#### Stated problem:
Copy the records below exactly, leaving out every picture.
-- START OF Data section --
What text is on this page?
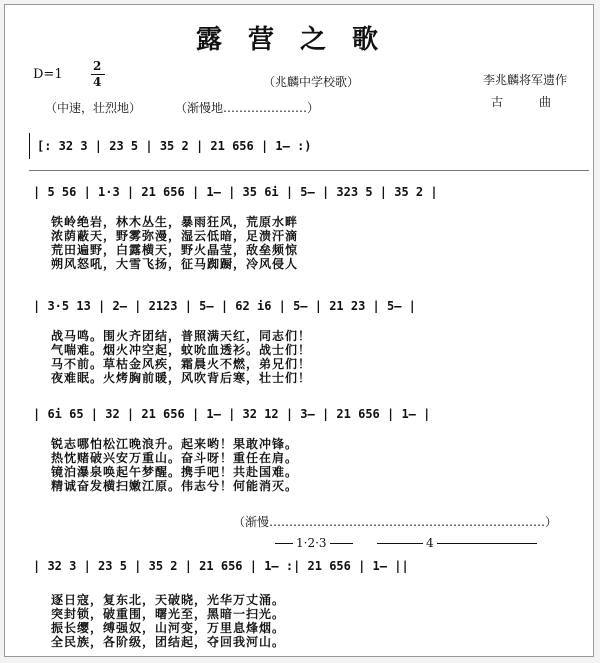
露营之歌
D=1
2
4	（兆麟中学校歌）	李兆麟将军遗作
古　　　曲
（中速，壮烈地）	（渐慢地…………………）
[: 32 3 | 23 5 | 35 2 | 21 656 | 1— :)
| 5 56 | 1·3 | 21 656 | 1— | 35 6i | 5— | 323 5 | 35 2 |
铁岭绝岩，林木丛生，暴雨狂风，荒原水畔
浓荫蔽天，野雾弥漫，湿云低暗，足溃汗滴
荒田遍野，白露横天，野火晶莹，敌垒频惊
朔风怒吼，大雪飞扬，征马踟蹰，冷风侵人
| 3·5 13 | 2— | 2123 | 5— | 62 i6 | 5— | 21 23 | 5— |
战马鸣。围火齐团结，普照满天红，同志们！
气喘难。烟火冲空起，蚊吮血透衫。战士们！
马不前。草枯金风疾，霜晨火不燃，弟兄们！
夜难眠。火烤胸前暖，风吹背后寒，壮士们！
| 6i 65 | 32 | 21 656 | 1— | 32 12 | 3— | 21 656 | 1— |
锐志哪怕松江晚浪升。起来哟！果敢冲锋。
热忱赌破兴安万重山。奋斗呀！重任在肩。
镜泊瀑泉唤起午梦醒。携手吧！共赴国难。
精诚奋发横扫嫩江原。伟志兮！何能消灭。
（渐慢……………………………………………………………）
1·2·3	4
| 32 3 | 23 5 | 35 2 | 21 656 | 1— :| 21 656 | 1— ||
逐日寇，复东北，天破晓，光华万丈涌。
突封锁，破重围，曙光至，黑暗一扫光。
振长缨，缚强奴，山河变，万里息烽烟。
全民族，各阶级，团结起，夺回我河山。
-- END OF Data section --
#### Answer below:
What text is on this page?
露营之歌
D=1
2
4	（兆麟中学校歌）	李兆麟将军遗作
古　　　曲
（中速，壮烈地）	（渐慢地…………………）
[: 32 3 | 23 5 | 35 2 | 21 656 | 1— :)
| 5 56 | 1·3 | 21 656 | 1— | 35 6i | 5— | 323 5 | 35 2 |
铁岭绝岩，林木丛生，暴雨狂风，荒原水畔
浓荫蔽天，野雾弥漫，湿云低暗，足溃汗滴
荒田遍野，白露横天，野火晶莹，敌垒频惊
朔风怒吼，大雪飞扬，征马踟蹰，冷风侵人
| 3·5 13 | 2— | 2123 | 5— | 62 i6 | 5— | 21 23 | 5— |
战马鸣。围火齐团结，普照满天红，同志们！
气喘难。烟火冲空起，蚊吮血透衫。战士们！
马不前。草枯金风疾，霜晨火不燃，弟兄们！
夜难眠。火烤胸前暖，风吹背后寒，壮士们！
| 6i 65 | 32 | 21 656 | 1— | 32 12 | 3— | 21 656 | 1— |
锐志哪怕松江晚浪升。起来哟！果敢冲锋。
热忱赌破兴安万重山。奋斗呀！重任在肩。
镜泊瀑泉唤起午梦醒。携手吧！共赴国难。
精诚奋发横扫嫩江原。伟志兮！何能消灭。
（渐慢……………………………………………………………）
1·2·3	4
| 32 3 | 23 5 | 35 2 | 21 656 | 1— :| 21 656 | 1— ||
逐日寇，复东北，天破晓，光华万丈涌。
突封锁，破重围，曙光至，黑暗一扫光。
振长缨，缚强奴，山河变，万里息烽烟。
全民族，各阶级，团结起，夺回我河山。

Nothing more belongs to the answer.